• Problem requirements
Repeat each record exactly. Any picture gets left out.

• Records to process

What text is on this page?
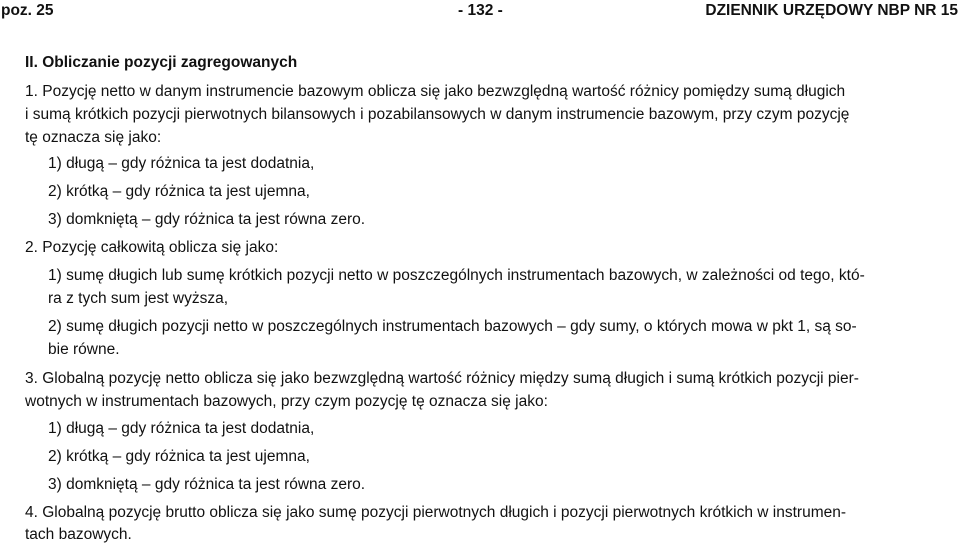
poz. 25	- 132 -	DZIENNIK URZĘDOWY NBP NR 15
II. Obliczanie pozycji zagregowanych
1. Pozycję netto w danym instrumencie bazowym oblicza się jako bezwzględną wartość różnicy pomiędzy sumą długich
i sumą krótkich pozycji pierwotnych bilansowych i pozabilansowych w danym instrumencie bazowym, przy czym pozycję
tę oznacza się jako:
1) długą – gdy różnica ta jest dodatnia,
2) krótką – gdy różnica ta jest ujemna,
3) domkniętą – gdy różnica ta jest równa zero.
2. Pozycję całkowitą oblicza się jako:
1) sumę długich lub sumę krótkich pozycji netto w poszczególnych instrumentach bazowych, w zależności od tego, któ-
ra z tych sum jest wyższa,
2) sumę długich pozycji netto w poszczególnych instrumentach bazowych – gdy sumy, o których mowa w pkt 1, są so-
bie równe.
3. Globalną pozycję netto oblicza się jako bezwzględną wartość różnicy między sumą długich i sumą krótkich pozycji pier-
wotnych w instrumentach bazowych, przy czym pozycję tę oznacza się jako:
1) długą – gdy różnica ta jest dodatnia,
2) krótką – gdy różnica ta jest ujemna,
3) domkniętą – gdy różnica ta jest równa zero.
4. Globalną pozycję brutto oblicza się jako sumę pozycji pierwotnych długich i pozycji pierwotnych krótkich w instrumen-
tach bazowych.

• Output below
What text is on this page?
poz. 25	- 132 -	DZIENNIK URZĘDOWY NBP NR 15
II. Obliczanie pozycji zagregowanych
1. Pozycję netto w danym instrumencie bazowym oblicza się jako bezwzględną wartość różnicy pomiędzy sumą długich
i sumą krótkich pozycji pierwotnych bilansowych i pozabilansowych w danym instrumencie bazowym, przy czym pozycję
tę oznacza się jako:
1) długą – gdy różnica ta jest dodatnia,
2) krótką – gdy różnica ta jest ujemna,
3) domkniętą – gdy różnica ta jest równa zero.
2. Pozycję całkowitą oblicza się jako:
1) sumę długich lub sumę krótkich pozycji netto w poszczególnych instrumentach bazowych, w zależności od tego, któ-
ra z tych sum jest wyższa,
2) sumę długich pozycji netto w poszczególnych instrumentach bazowych – gdy sumy, o których mowa w pkt 1, są so-
bie równe.
3. Globalną pozycję netto oblicza się jako bezwzględną wartość różnicy między sumą długich i sumą krótkich pozycji pier-
wotnych w instrumentach bazowych, przy czym pozycję tę oznacza się jako:
1) długą – gdy różnica ta jest dodatnia,
2) krótką – gdy różnica ta jest ujemna,
3) domkniętą – gdy różnica ta jest równa zero.
4. Globalną pozycję brutto oblicza się jako sumę pozycji pierwotnych długich i pozycji pierwotnych krótkich w instrumen-
tach bazowych.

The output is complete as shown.